THE PROBLEM → Look through the entries below and count the lines with the word "JSON" in them; give only the number.

[Dataset items]
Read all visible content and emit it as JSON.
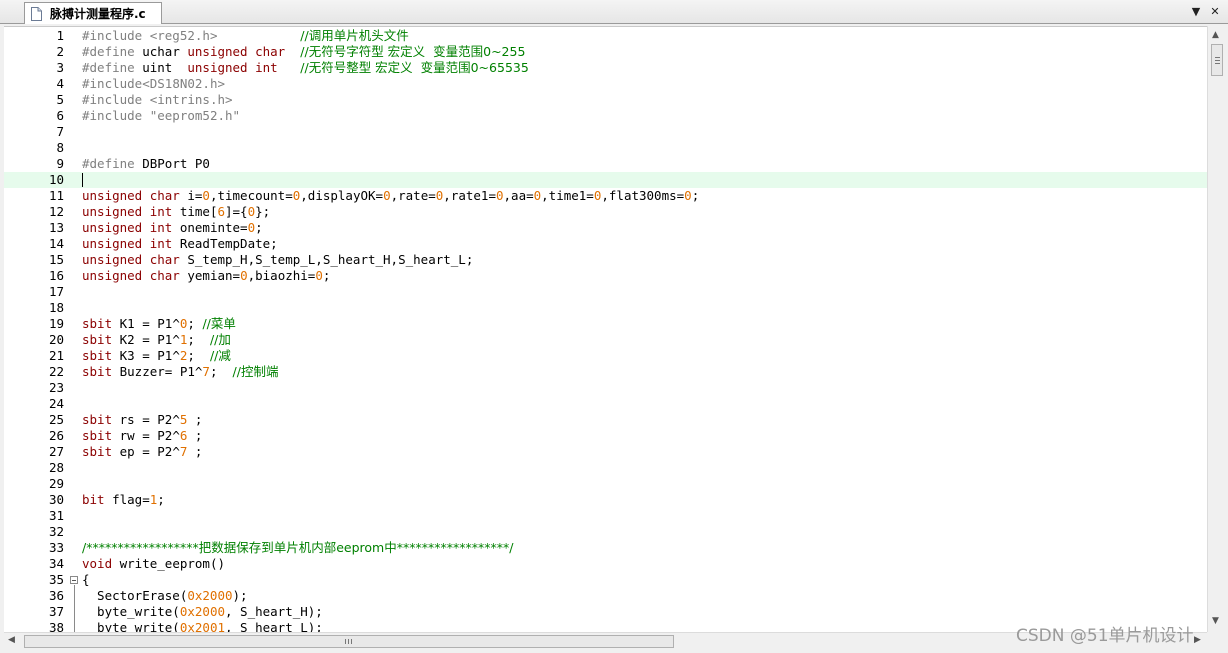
{
  "tab": {
    "label": "脉搏计测量程序.c"
  },
  "toolbar": {
    "dropdown_glyph": "▼",
    "close_glyph": "✕"
  },
  "scroll": {
    "up_glyph": "▲",
    "down_glyph": "▼",
    "left_glyph": "◀",
    "right_glyph": "▶"
  },
  "editor": {
    "current_line": 10
  },
  "lines": [
    {
      "n": "1",
      "t": [
        [
          "pp",
          "#include "
        ],
        [
          "str",
          "<reg52.h>"
        ],
        [
          "id",
          "           "
        ],
        [
          "cm",
          "//调用单片机头文件"
        ]
      ]
    },
    {
      "n": "2",
      "t": [
        [
          "pp",
          "#define "
        ],
        [
          "id",
          "uchar "
        ],
        [
          "ty",
          "unsigned char"
        ],
        [
          "id",
          "  "
        ],
        [
          "cm",
          "//无符号字符型 宏定义  变量范围0~255"
        ]
      ]
    },
    {
      "n": "3",
      "t": [
        [
          "pp",
          "#define "
        ],
        [
          "id",
          "uint  "
        ],
        [
          "ty",
          "unsigned int"
        ],
        [
          "id",
          "   "
        ],
        [
          "cm",
          "//无符号整型 宏定义  变量范围0~65535"
        ]
      ]
    },
    {
      "n": "4",
      "t": [
        [
          "pp",
          "#include"
        ],
        [
          "str",
          "<DS18N02.h>"
        ]
      ]
    },
    {
      "n": "5",
      "t": [
        [
          "pp",
          "#include "
        ],
        [
          "str",
          "<intrins.h>"
        ]
      ]
    },
    {
      "n": "6",
      "t": [
        [
          "pp",
          "#include "
        ],
        [
          "str",
          "\"eeprom52.h\""
        ]
      ]
    },
    {
      "n": "7",
      "t": []
    },
    {
      "n": "8",
      "t": []
    },
    {
      "n": "9",
      "t": [
        [
          "pp",
          "#define "
        ],
        [
          "id",
          "DBPort P0"
        ]
      ]
    },
    {
      "n": "10",
      "t": []
    },
    {
      "n": "11",
      "t": [
        [
          "ty",
          "unsigned char"
        ],
        [
          "id",
          " i="
        ],
        [
          "num",
          "0"
        ],
        [
          "id",
          ",timecount="
        ],
        [
          "num",
          "0"
        ],
        [
          "id",
          ",displayOK="
        ],
        [
          "num",
          "0"
        ],
        [
          "id",
          ",rate="
        ],
        [
          "num",
          "0"
        ],
        [
          "id",
          ",rate1="
        ],
        [
          "num",
          "0"
        ],
        [
          "id",
          ",aa="
        ],
        [
          "num",
          "0"
        ],
        [
          "id",
          ",time1="
        ],
        [
          "num",
          "0"
        ],
        [
          "id",
          ",flat300ms="
        ],
        [
          "num",
          "0"
        ],
        [
          "id",
          ";"
        ]
      ]
    },
    {
      "n": "12",
      "t": [
        [
          "ty",
          "unsigned int"
        ],
        [
          "id",
          " time["
        ],
        [
          "num",
          "6"
        ],
        [
          "id",
          "]={"
        ],
        [
          "num",
          "0"
        ],
        [
          "id",
          "};"
        ]
      ]
    },
    {
      "n": "13",
      "t": [
        [
          "ty",
          "unsigned int"
        ],
        [
          "id",
          " oneminte="
        ],
        [
          "num",
          "0"
        ],
        [
          "id",
          ";"
        ]
      ]
    },
    {
      "n": "14",
      "t": [
        [
          "ty",
          "unsigned int"
        ],
        [
          "id",
          " ReadTempDate;"
        ]
      ]
    },
    {
      "n": "15",
      "t": [
        [
          "ty",
          "unsigned char"
        ],
        [
          "id",
          " S_temp_H,S_temp_L,S_heart_H,S_heart_L;"
        ]
      ]
    },
    {
      "n": "16",
      "t": [
        [
          "ty",
          "unsigned char"
        ],
        [
          "id",
          " yemian="
        ],
        [
          "num",
          "0"
        ],
        [
          "id",
          ",biaozhi="
        ],
        [
          "num",
          "0"
        ],
        [
          "id",
          ";"
        ]
      ]
    },
    {
      "n": "17",
      "t": []
    },
    {
      "n": "18",
      "t": []
    },
    {
      "n": "19",
      "t": [
        [
          "kw",
          "sbit"
        ],
        [
          "id",
          " K1 = P1^"
        ],
        [
          "num",
          "0"
        ],
        [
          "id",
          "; "
        ],
        [
          "cm",
          "//菜单"
        ]
      ]
    },
    {
      "n": "20",
      "t": [
        [
          "kw",
          "sbit"
        ],
        [
          "id",
          " K2 = P1^"
        ],
        [
          "num",
          "1"
        ],
        [
          "id",
          ";  "
        ],
        [
          "cm",
          "//加"
        ]
      ]
    },
    {
      "n": "21",
      "t": [
        [
          "kw",
          "sbit"
        ],
        [
          "id",
          " K3 = P1^"
        ],
        [
          "num",
          "2"
        ],
        [
          "id",
          ";  "
        ],
        [
          "cm",
          "//减"
        ]
      ]
    },
    {
      "n": "22",
      "t": [
        [
          "kw",
          "sbit"
        ],
        [
          "id",
          " Buzzer= P1^"
        ],
        [
          "num",
          "7"
        ],
        [
          "id",
          ";  "
        ],
        [
          "cm",
          "//控制端"
        ]
      ]
    },
    {
      "n": "23",
      "t": []
    },
    {
      "n": "24",
      "t": []
    },
    {
      "n": "25",
      "t": [
        [
          "kw",
          "sbit"
        ],
        [
          "id",
          " rs = P2^"
        ],
        [
          "num",
          "5"
        ],
        [
          "id",
          " ;"
        ]
      ]
    },
    {
      "n": "26",
      "t": [
        [
          "kw",
          "sbit"
        ],
        [
          "id",
          " rw = P2^"
        ],
        [
          "num",
          "6"
        ],
        [
          "id",
          " ;"
        ]
      ]
    },
    {
      "n": "27",
      "t": [
        [
          "kw",
          "sbit"
        ],
        [
          "id",
          " ep = P2^"
        ],
        [
          "num",
          "7"
        ],
        [
          "id",
          " ;"
        ]
      ]
    },
    {
      "n": "28",
      "t": []
    },
    {
      "n": "29",
      "t": []
    },
    {
      "n": "30",
      "t": [
        [
          "kw",
          "bit"
        ],
        [
          "id",
          " flag="
        ],
        [
          "num",
          "1"
        ],
        [
          "id",
          ";"
        ]
      ]
    },
    {
      "n": "31",
      "t": []
    },
    {
      "n": "32",
      "t": []
    },
    {
      "n": "33",
      "t": [
        [
          "cm",
          "/******************把数据保存到单片机内部eeprom中******************/"
        ]
      ]
    },
    {
      "n": "34",
      "t": [
        [
          "kw",
          "void"
        ],
        [
          "id",
          " write_eeprom()"
        ]
      ]
    },
    {
      "n": "35",
      "t": [
        [
          "id",
          "{"
        ]
      ],
      "fold": true
    },
    {
      "n": "36",
      "t": [
        [
          "id",
          "  SectorErase("
        ],
        [
          "num",
          "0x2000"
        ],
        [
          "id",
          ");"
        ]
      ]
    },
    {
      "n": "37",
      "t": [
        [
          "id",
          "  byte_write("
        ],
        [
          "num",
          "0x2000"
        ],
        [
          "id",
          ", S_heart_H);"
        ]
      ]
    },
    {
      "n": "38",
      "t": [
        [
          "id",
          "  byte_write("
        ],
        [
          "num",
          "0x2001"
        ],
        [
          "id",
          ", S_heart_L);"
        ]
      ]
    }
  ],
  "watermark": "CSDN @51单片机设计"
}
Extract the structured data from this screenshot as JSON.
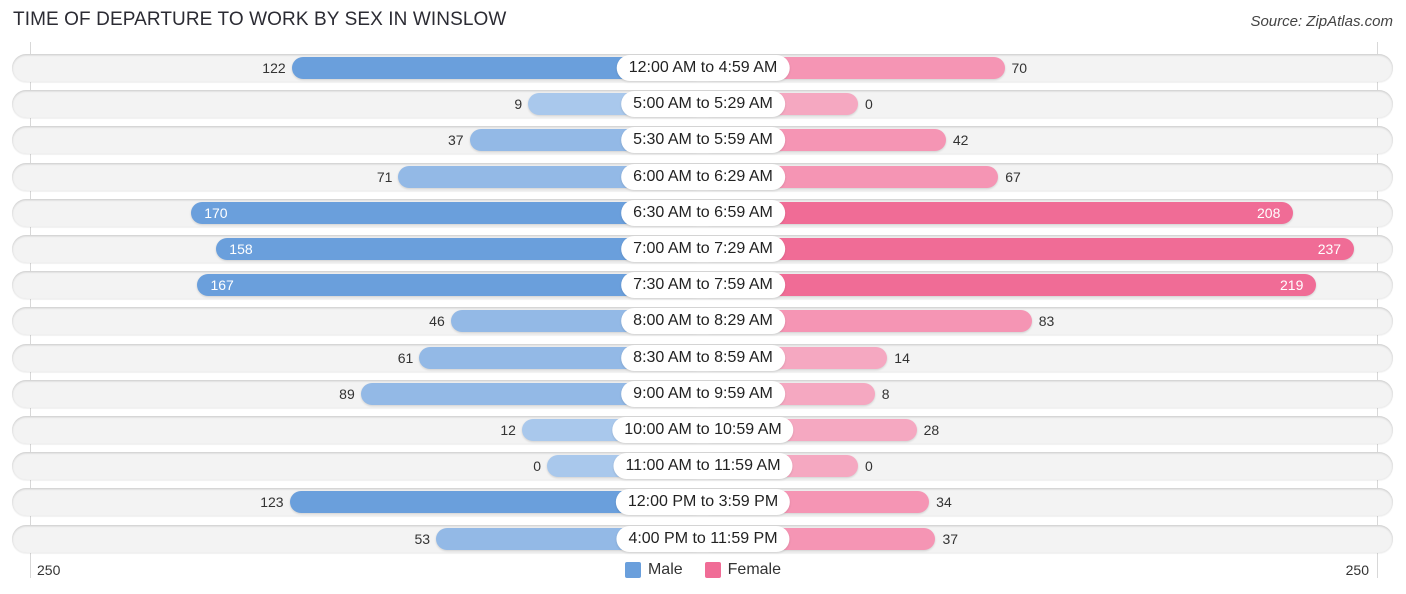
{
  "header": {
    "title": "TIME OF DEPARTURE TO WORK BY SEX IN WINSLOW",
    "source": "Source: ZipAtlas.com"
  },
  "colors": {
    "male_strong": "#6a9fdc",
    "male_light": "#a9c8ec",
    "female_strong": "#f06c96",
    "female_light": "#f5a8c1"
  },
  "chart_data": {
    "type": "bar",
    "orientation": "horizontal-diverging",
    "title": "TIME OF DEPARTURE TO WORK BY SEX IN WINSLOW",
    "categories": [
      "12:00 AM to 4:59 AM",
      "5:00 AM to 5:29 AM",
      "5:30 AM to 5:59 AM",
      "6:00 AM to 6:29 AM",
      "6:30 AM to 6:59 AM",
      "7:00 AM to 7:29 AM",
      "7:30 AM to 7:59 AM",
      "8:00 AM to 8:29 AM",
      "8:30 AM to 8:59 AM",
      "9:00 AM to 9:59 AM",
      "10:00 AM to 10:59 AM",
      "11:00 AM to 11:59 AM",
      "12:00 PM to 3:59 PM",
      "4:00 PM to 11:59 PM"
    ],
    "series": [
      {
        "name": "Male",
        "values": [
          122,
          9,
          37,
          71,
          170,
          158,
          167,
          46,
          61,
          89,
          12,
          0,
          123,
          53
        ]
      },
      {
        "name": "Female",
        "values": [
          70,
          0,
          42,
          67,
          208,
          237,
          219,
          83,
          14,
          8,
          28,
          0,
          34,
          37
        ]
      }
    ],
    "axis": {
      "min_label": "250",
      "max_label": "250",
      "range": [
        0,
        250
      ]
    },
    "legend": {
      "position": "bottom-center",
      "entries": [
        "Male",
        "Female"
      ]
    },
    "grid": false
  }
}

SOLUTION TO THIS PROBLEM → 2